_EXERCISE DESCRIPTION_
Reproduce exactly the lines from the one containing "Output a JSON" through the last line of the data, both ends included.

_DATA FOR THE TASK_

┌──

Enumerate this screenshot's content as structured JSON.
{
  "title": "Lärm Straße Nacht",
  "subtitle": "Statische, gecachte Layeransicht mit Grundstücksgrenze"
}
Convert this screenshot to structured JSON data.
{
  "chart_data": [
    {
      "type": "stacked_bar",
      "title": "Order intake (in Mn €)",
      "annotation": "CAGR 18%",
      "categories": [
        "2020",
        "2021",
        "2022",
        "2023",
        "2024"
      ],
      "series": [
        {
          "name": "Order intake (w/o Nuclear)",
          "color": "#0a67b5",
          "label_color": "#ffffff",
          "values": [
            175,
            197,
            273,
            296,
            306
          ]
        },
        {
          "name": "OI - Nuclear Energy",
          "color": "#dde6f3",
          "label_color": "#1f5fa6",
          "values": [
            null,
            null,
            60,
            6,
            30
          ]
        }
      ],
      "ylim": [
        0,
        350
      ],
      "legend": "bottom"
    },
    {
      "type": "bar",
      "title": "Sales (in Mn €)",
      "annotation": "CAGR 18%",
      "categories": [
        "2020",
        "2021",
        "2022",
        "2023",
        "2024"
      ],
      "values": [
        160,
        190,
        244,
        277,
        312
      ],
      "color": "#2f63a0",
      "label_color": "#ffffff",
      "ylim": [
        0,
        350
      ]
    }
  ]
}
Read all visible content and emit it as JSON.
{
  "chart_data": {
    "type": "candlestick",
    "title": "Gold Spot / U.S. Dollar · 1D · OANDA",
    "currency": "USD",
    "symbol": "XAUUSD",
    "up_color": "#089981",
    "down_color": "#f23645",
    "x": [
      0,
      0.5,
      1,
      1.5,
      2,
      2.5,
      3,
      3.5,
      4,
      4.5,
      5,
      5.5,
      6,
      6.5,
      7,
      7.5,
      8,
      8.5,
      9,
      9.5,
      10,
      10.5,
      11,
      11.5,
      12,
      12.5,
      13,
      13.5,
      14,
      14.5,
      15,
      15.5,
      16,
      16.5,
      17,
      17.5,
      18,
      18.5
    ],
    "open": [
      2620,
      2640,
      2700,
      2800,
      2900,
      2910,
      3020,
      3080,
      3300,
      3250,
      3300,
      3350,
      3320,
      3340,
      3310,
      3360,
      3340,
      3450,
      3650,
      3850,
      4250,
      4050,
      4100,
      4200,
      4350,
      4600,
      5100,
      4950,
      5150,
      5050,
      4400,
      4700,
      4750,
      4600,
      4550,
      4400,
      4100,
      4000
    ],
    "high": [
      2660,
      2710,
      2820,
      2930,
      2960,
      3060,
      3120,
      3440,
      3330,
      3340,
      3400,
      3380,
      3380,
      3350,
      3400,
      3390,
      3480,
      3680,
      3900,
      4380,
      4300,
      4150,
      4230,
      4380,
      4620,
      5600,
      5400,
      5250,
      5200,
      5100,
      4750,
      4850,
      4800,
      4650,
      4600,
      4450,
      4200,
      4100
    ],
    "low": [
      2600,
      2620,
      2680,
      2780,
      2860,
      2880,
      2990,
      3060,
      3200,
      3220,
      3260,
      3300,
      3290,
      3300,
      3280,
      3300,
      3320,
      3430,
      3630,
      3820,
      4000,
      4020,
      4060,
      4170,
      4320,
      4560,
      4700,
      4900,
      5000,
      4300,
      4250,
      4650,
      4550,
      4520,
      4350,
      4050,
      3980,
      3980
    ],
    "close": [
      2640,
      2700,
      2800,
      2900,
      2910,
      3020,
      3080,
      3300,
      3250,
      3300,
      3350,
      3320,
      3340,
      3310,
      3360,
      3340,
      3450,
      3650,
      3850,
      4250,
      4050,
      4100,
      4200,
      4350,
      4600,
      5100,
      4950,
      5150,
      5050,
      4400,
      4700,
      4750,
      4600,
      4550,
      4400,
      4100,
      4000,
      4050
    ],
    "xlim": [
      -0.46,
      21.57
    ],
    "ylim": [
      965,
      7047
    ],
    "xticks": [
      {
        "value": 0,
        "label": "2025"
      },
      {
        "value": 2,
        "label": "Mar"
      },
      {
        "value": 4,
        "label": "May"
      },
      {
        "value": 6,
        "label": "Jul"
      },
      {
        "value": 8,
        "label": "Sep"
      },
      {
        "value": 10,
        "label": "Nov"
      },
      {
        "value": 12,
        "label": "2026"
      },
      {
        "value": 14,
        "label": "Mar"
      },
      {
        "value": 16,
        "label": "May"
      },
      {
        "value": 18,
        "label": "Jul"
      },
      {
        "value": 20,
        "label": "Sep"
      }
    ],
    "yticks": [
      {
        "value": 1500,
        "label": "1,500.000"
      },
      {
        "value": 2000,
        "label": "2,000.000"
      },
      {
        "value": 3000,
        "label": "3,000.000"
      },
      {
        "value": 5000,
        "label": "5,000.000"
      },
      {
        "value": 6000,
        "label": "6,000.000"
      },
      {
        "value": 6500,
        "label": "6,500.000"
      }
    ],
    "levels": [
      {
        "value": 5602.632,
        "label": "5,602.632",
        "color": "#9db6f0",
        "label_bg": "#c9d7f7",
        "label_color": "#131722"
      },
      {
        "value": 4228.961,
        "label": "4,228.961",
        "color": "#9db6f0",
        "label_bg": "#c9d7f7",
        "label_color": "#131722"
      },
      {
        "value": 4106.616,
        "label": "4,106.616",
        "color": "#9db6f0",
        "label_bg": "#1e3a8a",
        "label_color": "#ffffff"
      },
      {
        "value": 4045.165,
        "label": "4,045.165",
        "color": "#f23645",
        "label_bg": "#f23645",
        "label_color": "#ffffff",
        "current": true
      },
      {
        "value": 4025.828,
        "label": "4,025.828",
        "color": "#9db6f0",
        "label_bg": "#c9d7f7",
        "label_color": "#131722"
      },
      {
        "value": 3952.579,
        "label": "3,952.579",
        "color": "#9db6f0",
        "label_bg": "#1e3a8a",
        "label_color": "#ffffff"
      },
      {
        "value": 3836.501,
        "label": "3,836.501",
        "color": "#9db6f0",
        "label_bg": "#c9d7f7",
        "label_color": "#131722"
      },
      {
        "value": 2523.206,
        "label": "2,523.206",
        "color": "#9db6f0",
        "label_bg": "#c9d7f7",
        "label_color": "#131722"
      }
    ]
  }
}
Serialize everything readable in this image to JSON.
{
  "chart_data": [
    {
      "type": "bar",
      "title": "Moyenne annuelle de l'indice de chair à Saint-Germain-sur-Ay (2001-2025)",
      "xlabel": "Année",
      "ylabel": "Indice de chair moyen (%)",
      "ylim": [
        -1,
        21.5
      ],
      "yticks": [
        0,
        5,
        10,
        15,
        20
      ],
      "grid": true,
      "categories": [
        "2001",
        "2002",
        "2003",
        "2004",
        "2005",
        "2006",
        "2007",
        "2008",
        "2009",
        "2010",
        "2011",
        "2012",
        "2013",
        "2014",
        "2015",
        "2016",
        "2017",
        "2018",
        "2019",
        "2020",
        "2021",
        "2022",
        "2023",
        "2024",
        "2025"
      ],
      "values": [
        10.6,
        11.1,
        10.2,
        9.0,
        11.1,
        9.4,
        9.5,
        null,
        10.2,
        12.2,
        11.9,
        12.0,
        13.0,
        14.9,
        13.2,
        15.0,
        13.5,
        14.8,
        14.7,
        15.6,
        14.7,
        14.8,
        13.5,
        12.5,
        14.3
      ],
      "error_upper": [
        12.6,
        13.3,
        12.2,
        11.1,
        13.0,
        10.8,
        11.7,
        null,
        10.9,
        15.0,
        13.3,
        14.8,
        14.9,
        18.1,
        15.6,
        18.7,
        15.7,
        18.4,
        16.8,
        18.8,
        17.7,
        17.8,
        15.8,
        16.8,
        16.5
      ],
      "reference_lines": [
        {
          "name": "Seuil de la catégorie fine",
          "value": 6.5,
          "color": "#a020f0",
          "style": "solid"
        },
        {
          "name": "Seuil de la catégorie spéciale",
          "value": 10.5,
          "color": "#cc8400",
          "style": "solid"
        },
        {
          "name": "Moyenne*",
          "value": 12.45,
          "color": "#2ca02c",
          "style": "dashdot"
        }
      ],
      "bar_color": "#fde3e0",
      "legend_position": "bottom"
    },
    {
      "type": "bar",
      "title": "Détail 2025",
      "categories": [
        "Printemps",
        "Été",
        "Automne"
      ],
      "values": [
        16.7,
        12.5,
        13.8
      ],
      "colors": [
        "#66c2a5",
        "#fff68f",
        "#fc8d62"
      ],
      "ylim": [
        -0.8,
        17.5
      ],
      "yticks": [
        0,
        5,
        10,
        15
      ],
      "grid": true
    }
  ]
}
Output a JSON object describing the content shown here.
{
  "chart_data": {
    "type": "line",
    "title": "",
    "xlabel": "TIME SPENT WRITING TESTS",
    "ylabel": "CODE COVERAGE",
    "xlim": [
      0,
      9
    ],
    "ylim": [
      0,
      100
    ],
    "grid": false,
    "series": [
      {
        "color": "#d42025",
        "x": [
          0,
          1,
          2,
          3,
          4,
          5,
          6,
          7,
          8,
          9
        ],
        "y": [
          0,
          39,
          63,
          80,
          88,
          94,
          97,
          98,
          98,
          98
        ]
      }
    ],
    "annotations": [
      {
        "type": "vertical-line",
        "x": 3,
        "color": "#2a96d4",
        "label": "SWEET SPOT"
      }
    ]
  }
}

└──

_WRITTEN RESPONSE_
Output a JSON object describing the content shown here.
{
  "chart_data": {
    "type": "line",
    "title": "",
    "xlabel": "TIME SPENT WRITING TESTS",
    "ylabel": "CODE COVERAGE",
    "xlim": [
      0,
      9
    ],
    "ylim": [
      0,
      100
    ],
    "grid": false,
    "series": [
      {
        "color": "#d42025",
        "x": [
          0,
          1,
          2,
          3,
          4,
          5,
          6,
          7,
          8,
          9
        ],
        "y": [
          0,
          39,
          63,
          80,
          88,
          94,
          97,
          98,
          98,
          98
        ]
      }
    ],
    "annotations": [
      {
        "type": "vertical-line",
        "x": 3,
        "color": "#2a96d4",
        "label": "SWEET SPOT"
      }
    ]
  }
}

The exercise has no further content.